Task details →
Collect each line of the entries that holds the string "Heat".

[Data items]

§

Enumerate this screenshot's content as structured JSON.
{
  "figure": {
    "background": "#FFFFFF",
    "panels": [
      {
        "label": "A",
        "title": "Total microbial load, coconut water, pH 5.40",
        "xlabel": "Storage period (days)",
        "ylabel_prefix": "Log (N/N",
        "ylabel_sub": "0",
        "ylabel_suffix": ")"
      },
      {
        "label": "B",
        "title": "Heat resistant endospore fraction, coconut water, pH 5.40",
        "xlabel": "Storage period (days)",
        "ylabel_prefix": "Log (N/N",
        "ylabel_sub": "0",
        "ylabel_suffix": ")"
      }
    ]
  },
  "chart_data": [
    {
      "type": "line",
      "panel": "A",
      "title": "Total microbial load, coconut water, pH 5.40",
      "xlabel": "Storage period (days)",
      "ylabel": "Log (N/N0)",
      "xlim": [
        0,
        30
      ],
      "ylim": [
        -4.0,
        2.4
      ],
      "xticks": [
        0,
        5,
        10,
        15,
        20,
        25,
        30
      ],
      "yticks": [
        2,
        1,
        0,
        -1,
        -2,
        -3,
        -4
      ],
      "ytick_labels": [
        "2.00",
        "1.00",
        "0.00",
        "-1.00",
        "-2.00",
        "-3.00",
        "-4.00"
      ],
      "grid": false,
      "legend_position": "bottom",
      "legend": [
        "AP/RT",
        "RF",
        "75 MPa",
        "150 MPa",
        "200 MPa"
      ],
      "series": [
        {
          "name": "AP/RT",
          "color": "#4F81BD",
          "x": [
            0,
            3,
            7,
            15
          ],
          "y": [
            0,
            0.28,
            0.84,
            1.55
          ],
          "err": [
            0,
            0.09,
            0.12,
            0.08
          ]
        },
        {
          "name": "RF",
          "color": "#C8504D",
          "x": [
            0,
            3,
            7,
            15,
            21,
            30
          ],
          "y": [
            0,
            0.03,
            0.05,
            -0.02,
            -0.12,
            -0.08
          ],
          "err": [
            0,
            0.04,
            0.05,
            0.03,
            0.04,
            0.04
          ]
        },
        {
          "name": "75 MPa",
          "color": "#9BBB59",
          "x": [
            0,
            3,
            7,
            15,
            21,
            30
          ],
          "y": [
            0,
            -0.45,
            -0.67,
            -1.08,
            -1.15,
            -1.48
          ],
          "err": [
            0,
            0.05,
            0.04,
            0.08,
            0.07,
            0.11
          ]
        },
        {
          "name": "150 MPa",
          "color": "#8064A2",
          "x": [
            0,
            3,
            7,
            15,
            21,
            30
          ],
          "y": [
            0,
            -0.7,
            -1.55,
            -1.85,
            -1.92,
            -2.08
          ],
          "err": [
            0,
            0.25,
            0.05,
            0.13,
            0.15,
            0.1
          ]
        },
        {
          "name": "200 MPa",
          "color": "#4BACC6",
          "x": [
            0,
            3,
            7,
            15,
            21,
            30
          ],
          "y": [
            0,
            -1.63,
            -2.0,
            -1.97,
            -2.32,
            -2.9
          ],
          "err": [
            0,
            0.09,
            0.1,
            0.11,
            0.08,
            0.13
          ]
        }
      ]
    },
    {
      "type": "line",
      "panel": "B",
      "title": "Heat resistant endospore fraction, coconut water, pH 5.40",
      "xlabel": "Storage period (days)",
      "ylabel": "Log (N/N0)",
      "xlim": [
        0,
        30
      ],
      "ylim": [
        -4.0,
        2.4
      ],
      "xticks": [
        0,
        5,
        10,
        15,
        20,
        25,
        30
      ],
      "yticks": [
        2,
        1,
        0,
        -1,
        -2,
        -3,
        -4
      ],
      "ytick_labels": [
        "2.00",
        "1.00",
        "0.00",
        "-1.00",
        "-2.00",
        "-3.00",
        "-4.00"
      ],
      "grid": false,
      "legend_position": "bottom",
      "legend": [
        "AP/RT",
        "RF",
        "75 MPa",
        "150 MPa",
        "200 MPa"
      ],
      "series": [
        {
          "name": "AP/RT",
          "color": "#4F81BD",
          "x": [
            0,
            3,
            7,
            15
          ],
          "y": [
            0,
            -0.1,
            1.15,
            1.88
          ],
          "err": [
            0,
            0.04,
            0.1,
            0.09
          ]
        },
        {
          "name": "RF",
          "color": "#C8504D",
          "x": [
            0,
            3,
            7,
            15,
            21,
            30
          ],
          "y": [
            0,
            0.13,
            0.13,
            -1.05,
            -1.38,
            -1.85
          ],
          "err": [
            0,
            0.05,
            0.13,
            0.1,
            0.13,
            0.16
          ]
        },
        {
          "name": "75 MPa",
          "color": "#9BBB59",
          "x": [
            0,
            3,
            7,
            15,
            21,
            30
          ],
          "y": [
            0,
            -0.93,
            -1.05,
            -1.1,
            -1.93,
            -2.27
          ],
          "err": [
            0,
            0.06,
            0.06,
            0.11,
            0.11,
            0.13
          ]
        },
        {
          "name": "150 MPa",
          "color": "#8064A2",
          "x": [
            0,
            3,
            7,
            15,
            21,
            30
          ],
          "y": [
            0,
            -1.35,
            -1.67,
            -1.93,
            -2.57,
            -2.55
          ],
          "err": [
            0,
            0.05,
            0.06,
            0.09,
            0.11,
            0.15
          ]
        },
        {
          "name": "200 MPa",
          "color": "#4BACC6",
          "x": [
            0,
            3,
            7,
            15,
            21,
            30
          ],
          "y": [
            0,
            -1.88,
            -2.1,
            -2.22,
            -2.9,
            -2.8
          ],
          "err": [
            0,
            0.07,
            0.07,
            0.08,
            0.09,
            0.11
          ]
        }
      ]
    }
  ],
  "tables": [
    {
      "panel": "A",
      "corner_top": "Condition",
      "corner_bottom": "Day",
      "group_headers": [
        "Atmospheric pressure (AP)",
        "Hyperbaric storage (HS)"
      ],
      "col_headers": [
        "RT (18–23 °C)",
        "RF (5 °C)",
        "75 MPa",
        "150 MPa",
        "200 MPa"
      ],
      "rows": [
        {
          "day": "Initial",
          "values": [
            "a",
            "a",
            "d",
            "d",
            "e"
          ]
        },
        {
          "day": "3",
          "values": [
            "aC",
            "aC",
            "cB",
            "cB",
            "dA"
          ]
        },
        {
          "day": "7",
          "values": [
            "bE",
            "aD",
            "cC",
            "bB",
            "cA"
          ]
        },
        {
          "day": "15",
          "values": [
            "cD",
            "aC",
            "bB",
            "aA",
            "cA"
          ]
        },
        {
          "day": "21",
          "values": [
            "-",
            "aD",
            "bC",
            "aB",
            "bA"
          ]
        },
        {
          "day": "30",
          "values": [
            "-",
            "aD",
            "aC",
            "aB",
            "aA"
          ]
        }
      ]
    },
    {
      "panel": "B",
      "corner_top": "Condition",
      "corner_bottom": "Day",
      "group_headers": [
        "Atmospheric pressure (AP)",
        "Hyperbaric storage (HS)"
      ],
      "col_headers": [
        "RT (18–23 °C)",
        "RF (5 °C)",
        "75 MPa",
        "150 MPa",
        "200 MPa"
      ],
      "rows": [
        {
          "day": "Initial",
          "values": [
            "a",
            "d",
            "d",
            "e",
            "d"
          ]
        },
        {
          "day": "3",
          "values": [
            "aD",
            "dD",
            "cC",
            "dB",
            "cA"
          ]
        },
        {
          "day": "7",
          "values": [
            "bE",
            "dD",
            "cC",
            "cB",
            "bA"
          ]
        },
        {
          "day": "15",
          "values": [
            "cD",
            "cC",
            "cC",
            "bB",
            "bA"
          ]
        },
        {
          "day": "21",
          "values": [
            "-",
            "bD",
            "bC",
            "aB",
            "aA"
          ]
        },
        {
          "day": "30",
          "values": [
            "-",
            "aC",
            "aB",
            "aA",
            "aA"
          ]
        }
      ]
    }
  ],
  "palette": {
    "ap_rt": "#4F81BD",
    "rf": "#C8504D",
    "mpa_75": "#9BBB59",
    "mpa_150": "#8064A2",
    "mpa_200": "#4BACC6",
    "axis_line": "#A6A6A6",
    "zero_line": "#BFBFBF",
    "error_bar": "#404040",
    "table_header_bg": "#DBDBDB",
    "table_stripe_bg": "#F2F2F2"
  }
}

§

Solution →
        "title": "Heat resistant endospore fraction, coconut water, pH 5.40",
      "title": "Heat resistant endospore fraction, coconut water, pH 5.40",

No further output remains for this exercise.